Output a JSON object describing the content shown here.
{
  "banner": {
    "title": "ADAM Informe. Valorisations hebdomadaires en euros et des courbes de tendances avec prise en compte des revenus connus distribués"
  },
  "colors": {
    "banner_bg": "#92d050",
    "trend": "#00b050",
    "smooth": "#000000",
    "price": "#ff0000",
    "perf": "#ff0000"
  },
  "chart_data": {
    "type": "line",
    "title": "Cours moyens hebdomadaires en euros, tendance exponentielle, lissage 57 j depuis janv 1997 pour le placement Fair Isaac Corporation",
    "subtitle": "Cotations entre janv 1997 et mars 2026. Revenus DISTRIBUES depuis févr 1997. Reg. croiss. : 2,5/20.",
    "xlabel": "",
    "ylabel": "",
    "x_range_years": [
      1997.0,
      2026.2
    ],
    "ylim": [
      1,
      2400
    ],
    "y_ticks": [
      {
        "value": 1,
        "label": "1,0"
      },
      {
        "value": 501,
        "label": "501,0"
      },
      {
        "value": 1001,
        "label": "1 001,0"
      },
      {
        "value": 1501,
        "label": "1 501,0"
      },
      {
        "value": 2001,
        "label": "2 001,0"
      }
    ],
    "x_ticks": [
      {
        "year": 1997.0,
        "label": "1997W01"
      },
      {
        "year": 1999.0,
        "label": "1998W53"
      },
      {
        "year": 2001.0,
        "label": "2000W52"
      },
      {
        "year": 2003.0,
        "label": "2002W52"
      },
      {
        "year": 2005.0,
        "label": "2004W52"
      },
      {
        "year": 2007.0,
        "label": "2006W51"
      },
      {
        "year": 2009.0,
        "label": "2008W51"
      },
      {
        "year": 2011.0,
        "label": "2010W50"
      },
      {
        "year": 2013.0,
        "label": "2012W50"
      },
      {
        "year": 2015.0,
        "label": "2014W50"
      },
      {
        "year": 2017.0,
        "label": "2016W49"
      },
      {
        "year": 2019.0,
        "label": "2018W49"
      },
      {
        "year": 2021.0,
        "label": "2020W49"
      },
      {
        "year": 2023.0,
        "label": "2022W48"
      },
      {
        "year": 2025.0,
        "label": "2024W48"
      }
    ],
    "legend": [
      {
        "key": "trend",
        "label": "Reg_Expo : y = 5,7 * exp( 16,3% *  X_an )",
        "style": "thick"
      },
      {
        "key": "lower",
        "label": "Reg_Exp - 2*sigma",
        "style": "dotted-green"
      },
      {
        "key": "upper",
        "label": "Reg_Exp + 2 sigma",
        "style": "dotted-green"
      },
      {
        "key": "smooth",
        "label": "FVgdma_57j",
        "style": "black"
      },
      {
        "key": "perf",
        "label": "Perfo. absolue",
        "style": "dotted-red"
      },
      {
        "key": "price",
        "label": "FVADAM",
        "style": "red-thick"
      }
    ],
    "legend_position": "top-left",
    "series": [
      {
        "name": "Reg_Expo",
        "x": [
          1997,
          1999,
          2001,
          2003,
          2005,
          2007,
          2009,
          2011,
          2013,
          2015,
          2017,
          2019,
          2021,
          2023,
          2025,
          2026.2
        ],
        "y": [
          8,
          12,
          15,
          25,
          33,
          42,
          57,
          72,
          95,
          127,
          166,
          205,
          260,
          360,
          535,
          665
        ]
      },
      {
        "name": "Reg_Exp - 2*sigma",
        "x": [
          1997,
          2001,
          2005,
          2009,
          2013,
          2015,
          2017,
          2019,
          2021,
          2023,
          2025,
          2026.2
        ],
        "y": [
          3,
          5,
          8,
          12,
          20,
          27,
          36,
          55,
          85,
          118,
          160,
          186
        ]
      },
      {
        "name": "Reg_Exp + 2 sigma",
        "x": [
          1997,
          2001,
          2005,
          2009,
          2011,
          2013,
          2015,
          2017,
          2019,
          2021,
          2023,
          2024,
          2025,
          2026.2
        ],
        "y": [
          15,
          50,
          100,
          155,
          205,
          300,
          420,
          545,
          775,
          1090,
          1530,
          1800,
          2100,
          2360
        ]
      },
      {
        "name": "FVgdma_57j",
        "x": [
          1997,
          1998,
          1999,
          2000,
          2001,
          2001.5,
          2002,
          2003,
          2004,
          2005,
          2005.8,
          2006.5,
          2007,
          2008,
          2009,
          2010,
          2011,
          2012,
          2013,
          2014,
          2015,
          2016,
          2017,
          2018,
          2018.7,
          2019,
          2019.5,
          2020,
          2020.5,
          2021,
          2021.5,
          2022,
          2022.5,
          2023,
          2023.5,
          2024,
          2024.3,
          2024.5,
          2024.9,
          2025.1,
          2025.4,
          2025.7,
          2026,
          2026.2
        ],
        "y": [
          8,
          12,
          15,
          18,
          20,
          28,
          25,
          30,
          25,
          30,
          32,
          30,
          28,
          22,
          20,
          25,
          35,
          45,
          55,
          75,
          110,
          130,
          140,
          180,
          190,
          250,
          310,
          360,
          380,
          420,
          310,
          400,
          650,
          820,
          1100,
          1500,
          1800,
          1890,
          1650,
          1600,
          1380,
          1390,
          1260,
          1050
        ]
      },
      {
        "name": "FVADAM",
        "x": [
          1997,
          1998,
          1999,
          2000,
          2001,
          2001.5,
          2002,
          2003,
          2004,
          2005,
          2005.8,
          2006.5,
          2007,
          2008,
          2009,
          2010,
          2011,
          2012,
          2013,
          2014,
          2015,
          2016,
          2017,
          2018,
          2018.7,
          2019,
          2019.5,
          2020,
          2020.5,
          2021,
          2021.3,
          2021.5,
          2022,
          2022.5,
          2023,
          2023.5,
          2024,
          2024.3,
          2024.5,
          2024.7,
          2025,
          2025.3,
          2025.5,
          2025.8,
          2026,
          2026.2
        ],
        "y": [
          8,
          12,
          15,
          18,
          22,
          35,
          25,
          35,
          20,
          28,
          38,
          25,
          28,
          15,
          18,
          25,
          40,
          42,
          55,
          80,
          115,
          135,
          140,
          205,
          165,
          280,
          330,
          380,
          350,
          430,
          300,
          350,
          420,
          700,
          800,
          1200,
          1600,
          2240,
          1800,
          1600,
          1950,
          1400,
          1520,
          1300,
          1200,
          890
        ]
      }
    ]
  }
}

○ ○ ○ ○ ○

DO THIS: Return all the data above once more, precisely as given.

SOLUTION FOR THIS EXERCISE:
Output a JSON object describing the content shown here.
{
  "banner": {
    "title": "ADAM Informe. Valorisations hebdomadaires en euros et des courbes de tendances avec prise en compte des revenus connus distribués"
  },
  "colors": {
    "banner_bg": "#92d050",
    "trend": "#00b050",
    "smooth": "#000000",
    "price": "#ff0000",
    "perf": "#ff0000"
  },
  "chart_data": {
    "type": "line",
    "title": "Cours moyens hebdomadaires en euros, tendance exponentielle, lissage 57 j depuis janv 1997 pour le placement Fair Isaac Corporation",
    "subtitle": "Cotations entre janv 1997 et mars 2026. Revenus DISTRIBUES depuis févr 1997. Reg. croiss. : 2,5/20.",
    "xlabel": "",
    "ylabel": "",
    "x_range_years": [
      1997.0,
      2026.2
    ],
    "ylim": [
      1,
      2400
    ],
    "y_ticks": [
      {
        "value": 1,
        "label": "1,0"
      },
      {
        "value": 501,
        "label": "501,0"
      },
      {
        "value": 1001,
        "label": "1 001,0"
      },
      {
        "value": 1501,
        "label": "1 501,0"
      },
      {
        "value": 2001,
        "label": "2 001,0"
      }
    ],
    "x_ticks": [
      {
        "year": 1997.0,
        "label": "1997W01"
      },
      {
        "year": 1999.0,
        "label": "1998W53"
      },
      {
        "year": 2001.0,
        "label": "2000W52"
      },
      {
        "year": 2003.0,
        "label": "2002W52"
      },
      {
        "year": 2005.0,
        "label": "2004W52"
      },
      {
        "year": 2007.0,
        "label": "2006W51"
      },
      {
        "year": 2009.0,
        "label": "2008W51"
      },
      {
        "year": 2011.0,
        "label": "2010W50"
      },
      {
        "year": 2013.0,
        "label": "2012W50"
      },
      {
        "year": 2015.0,
        "label": "2014W50"
      },
      {
        "year": 2017.0,
        "label": "2016W49"
      },
      {
        "year": 2019.0,
        "label": "2018W49"
      },
      {
        "year": 2021.0,
        "label": "2020W49"
      },
      {
        "year": 2023.0,
        "label": "2022W48"
      },
      {
        "year": 2025.0,
        "label": "2024W48"
      }
    ],
    "legend": [
      {
        "key": "trend",
        "label": "Reg_Expo : y = 5,7 * exp( 16,3% *  X_an )",
        "style": "thick"
      },
      {
        "key": "lower",
        "label": "Reg_Exp - 2*sigma",
        "style": "dotted-green"
      },
      {
        "key": "upper",
        "label": "Reg_Exp + 2 sigma",
        "style": "dotted-green"
      },
      {
        "key": "smooth",
        "label": "FVgdma_57j",
        "style": "black"
      },
      {
        "key": "perf",
        "label": "Perfo. absolue",
        "style": "dotted-red"
      },
      {
        "key": "price",
        "label": "FVADAM",
        "style": "red-thick"
      }
    ],
    "legend_position": "top-left",
    "series": [
      {
        "name": "Reg_Expo",
        "x": [
          1997,
          1999,
          2001,
          2003,
          2005,
          2007,
          2009,
          2011,
          2013,
          2015,
          2017,
          2019,
          2021,
          2023,
          2025,
          2026.2
        ],
        "y": [
          8,
          12,
          15,
          25,
          33,
          42,
          57,
          72,
          95,
          127,
          166,
          205,
          260,
          360,
          535,
          665
        ]
      },
      {
        "name": "Reg_Exp - 2*sigma",
        "x": [
          1997,
          2001,
          2005,
          2009,
          2013,
          2015,
          2017,
          2019,
          2021,
          2023,
          2025,
          2026.2
        ],
        "y": [
          3,
          5,
          8,
          12,
          20,
          27,
          36,
          55,
          85,
          118,
          160,
          186
        ]
      },
      {
        "name": "Reg_Exp + 2 sigma",
        "x": [
          1997,
          2001,
          2005,
          2009,
          2011,
          2013,
          2015,
          2017,
          2019,
          2021,
          2023,
          2024,
          2025,
          2026.2
        ],
        "y": [
          15,
          50,
          100,
          155,
          205,
          300,
          420,
          545,
          775,
          1090,
          1530,
          1800,
          2100,
          2360
        ]
      },
      {
        "name": "FVgdma_57j",
        "x": [
          1997,
          1998,
          1999,
          2000,
          2001,
          2001.5,
          2002,
          2003,
          2004,
          2005,
          2005.8,
          2006.5,
          2007,
          2008,
          2009,
          2010,
          2011,
          2012,
          2013,
          2014,
          2015,
          2016,
          2017,
          2018,
          2018.7,
          2019,
          2019.5,
          2020,
          2020.5,
          2021,
          2021.5,
          2022,
          2022.5,
          2023,
          2023.5,
          2024,
          2024.3,
          2024.5,
          2024.9,
          2025.1,
          2025.4,
          2025.7,
          2026,
          2026.2
        ],
        "y": [
          8,
          12,
          15,
          18,
          20,
          28,
          25,
          30,
          25,
          30,
          32,
          30,
          28,
          22,
          20,
          25,
          35,
          45,
          55,
          75,
          110,
          130,
          140,
          180,
          190,
          250,
          310,
          360,
          380,
          420,
          310,
          400,
          650,
          820,
          1100,
          1500,
          1800,
          1890,
          1650,
          1600,
          1380,
          1390,
          1260,
          1050
        ]
      },
      {
        "name": "FVADAM",
        "x": [
          1997,
          1998,
          1999,
          2000,
          2001,
          2001.5,
          2002,
          2003,
          2004,
          2005,
          2005.8,
          2006.5,
          2007,
          2008,
          2009,
          2010,
          2011,
          2012,
          2013,
          2014,
          2015,
          2016,
          2017,
          2018,
          2018.7,
          2019,
          2019.5,
          2020,
          2020.5,
          2021,
          2021.3,
          2021.5,
          2022,
          2022.5,
          2023,
          2023.5,
          2024,
          2024.3,
          2024.5,
          2024.7,
          2025,
          2025.3,
          2025.5,
          2025.8,
          2026,
          2026.2
        ],
        "y": [
          8,
          12,
          15,
          18,
          22,
          35,
          25,
          35,
          20,
          28,
          38,
          25,
          28,
          15,
          18,
          25,
          40,
          42,
          55,
          80,
          115,
          135,
          140,
          205,
          165,
          280,
          330,
          380,
          350,
          430,
          300,
          350,
          420,
          700,
          800,
          1200,
          1600,
          2240,
          1800,
          1600,
          1950,
          1400,
          1520,
          1300,
          1200,
          890
        ]
      }
    ]
  }
}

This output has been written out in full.